Instructions to follow: Find every line in the records below that holds the word "LGMK", and copy each one.
─── Extracted entries
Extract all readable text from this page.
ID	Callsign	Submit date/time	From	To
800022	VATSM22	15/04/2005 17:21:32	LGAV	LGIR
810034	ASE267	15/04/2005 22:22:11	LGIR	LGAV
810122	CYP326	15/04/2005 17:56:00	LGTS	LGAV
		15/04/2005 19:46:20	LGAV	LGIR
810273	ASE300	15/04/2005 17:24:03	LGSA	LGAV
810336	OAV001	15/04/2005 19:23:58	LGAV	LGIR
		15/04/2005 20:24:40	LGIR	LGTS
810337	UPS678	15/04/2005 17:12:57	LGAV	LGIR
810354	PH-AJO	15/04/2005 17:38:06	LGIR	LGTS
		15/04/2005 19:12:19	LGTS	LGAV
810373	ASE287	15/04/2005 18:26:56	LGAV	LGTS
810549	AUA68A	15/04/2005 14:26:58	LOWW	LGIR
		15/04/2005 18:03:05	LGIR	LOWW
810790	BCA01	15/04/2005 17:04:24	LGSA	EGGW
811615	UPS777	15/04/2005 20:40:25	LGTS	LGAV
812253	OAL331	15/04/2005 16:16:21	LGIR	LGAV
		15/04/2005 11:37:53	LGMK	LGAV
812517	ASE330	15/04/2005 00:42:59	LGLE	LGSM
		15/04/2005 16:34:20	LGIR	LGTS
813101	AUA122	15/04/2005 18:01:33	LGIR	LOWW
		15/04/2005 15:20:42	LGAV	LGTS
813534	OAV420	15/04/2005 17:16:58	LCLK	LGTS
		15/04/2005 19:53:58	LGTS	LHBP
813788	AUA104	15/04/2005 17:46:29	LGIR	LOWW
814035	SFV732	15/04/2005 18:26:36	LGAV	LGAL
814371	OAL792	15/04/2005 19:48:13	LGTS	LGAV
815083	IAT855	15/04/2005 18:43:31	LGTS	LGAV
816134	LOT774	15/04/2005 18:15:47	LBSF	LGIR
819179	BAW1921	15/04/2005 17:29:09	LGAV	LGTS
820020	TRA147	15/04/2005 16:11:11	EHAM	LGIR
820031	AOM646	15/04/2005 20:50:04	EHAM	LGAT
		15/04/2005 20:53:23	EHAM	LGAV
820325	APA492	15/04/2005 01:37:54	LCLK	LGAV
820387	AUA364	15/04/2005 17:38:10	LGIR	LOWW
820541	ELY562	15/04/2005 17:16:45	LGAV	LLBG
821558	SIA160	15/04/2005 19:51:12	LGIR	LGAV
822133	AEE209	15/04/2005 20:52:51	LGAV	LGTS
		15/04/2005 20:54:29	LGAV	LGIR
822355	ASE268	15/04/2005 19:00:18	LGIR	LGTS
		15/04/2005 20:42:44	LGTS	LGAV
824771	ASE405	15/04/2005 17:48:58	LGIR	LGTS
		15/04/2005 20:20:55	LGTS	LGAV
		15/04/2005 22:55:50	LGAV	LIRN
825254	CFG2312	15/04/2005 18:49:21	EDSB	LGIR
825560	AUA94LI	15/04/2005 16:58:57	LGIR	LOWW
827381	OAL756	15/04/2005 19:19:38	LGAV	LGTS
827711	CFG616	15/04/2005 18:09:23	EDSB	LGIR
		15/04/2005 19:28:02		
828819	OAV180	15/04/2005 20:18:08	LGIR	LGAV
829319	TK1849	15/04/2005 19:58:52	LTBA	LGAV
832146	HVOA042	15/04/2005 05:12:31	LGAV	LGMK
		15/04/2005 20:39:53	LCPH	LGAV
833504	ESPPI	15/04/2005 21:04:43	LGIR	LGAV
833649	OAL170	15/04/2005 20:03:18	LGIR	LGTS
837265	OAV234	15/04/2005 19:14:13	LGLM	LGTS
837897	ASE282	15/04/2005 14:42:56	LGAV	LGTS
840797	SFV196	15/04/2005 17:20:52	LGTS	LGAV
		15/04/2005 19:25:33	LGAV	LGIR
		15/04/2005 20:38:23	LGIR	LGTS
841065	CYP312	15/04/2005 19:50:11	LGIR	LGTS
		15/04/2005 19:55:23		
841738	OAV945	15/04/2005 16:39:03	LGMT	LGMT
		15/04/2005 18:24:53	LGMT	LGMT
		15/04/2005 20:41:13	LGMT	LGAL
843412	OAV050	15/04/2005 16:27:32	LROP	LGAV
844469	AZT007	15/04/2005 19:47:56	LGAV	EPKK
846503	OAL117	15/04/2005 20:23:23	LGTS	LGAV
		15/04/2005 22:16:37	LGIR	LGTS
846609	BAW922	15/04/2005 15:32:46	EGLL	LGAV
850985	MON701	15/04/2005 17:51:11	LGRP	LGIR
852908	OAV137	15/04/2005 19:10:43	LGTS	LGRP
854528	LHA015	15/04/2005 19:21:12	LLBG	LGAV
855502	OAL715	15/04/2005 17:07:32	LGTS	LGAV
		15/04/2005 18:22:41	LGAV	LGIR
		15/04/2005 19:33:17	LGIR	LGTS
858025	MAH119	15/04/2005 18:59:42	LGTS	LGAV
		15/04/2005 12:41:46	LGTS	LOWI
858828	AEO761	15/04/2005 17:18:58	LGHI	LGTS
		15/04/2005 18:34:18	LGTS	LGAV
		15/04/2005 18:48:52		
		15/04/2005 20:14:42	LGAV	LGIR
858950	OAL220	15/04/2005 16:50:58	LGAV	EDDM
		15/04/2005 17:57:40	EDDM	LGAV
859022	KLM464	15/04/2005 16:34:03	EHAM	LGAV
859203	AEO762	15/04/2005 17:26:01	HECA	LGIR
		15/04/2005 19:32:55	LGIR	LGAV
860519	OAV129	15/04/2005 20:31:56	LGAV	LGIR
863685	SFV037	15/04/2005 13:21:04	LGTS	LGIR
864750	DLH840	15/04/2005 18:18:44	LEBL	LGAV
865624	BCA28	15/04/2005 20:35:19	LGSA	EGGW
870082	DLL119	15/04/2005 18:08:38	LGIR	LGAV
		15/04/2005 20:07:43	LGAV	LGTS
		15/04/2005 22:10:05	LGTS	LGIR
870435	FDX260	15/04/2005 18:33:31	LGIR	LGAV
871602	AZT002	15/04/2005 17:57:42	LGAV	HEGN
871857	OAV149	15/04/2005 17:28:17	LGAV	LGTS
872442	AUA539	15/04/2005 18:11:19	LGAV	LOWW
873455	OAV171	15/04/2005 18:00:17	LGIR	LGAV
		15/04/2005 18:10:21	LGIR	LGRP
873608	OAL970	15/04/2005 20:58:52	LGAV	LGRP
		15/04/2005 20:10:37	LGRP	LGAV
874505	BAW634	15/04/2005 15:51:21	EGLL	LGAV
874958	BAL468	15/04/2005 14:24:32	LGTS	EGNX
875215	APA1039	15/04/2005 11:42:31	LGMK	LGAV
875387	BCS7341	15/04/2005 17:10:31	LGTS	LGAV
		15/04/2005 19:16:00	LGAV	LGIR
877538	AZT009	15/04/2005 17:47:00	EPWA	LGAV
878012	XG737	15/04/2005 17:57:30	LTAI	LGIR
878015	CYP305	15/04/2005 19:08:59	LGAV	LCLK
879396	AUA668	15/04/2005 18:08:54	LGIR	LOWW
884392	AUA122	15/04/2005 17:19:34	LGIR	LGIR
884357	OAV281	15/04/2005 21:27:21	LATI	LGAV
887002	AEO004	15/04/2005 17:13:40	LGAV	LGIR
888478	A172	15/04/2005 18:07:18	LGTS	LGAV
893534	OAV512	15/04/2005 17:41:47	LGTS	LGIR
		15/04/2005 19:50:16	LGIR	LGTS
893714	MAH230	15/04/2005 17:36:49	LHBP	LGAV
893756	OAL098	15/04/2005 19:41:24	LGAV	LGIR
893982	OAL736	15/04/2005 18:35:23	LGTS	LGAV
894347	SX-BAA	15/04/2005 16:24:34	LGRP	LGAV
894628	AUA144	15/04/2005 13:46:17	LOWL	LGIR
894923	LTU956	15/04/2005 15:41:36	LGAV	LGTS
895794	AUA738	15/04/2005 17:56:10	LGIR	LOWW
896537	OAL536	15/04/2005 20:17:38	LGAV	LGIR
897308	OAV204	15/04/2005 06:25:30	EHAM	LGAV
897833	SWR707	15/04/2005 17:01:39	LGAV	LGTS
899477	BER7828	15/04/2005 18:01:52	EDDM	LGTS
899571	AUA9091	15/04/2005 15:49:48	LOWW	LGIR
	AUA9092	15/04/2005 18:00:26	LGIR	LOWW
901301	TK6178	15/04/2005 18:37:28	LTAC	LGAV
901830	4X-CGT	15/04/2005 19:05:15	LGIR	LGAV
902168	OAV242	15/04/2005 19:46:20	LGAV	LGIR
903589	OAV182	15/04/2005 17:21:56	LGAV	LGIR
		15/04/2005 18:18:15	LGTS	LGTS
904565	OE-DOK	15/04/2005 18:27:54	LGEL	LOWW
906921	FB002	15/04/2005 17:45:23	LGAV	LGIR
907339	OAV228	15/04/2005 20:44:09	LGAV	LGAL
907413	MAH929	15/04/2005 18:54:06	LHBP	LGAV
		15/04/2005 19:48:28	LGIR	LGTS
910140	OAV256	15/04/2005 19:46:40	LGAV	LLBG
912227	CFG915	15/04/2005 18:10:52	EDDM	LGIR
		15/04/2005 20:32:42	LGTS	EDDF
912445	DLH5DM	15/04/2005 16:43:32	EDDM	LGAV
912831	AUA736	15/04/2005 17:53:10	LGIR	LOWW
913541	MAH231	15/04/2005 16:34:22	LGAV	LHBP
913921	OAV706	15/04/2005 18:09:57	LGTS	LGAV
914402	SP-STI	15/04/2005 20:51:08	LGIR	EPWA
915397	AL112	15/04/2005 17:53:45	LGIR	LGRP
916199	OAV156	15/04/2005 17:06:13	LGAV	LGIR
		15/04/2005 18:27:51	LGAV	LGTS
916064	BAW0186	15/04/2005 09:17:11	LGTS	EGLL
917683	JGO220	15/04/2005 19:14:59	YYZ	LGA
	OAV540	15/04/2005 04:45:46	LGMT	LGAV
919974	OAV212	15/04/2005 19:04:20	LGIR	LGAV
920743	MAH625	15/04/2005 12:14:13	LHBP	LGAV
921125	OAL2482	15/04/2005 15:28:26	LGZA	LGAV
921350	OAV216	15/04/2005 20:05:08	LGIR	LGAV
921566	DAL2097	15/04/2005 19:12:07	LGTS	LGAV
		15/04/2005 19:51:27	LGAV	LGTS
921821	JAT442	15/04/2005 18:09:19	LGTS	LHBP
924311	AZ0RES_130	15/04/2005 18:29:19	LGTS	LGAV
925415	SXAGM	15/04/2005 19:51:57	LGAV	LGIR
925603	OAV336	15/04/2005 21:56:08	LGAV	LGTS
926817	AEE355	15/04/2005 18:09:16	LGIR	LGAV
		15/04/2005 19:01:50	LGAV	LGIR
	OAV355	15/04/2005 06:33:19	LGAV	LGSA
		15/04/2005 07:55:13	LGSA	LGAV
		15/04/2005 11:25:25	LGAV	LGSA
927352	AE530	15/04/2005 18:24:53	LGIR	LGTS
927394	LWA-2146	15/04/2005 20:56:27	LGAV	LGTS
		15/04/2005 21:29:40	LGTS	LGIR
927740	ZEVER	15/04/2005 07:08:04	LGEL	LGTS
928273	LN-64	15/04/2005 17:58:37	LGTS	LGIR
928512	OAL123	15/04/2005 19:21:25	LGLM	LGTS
──────
The completed task:
		15/04/2005 11:37:53	LGMK	LGAV
832146	HVOA042	15/04/2005 05:12:31	LGAV	LGMK
875215	APA1039	15/04/2005 11:42:31	LGMK	LGAV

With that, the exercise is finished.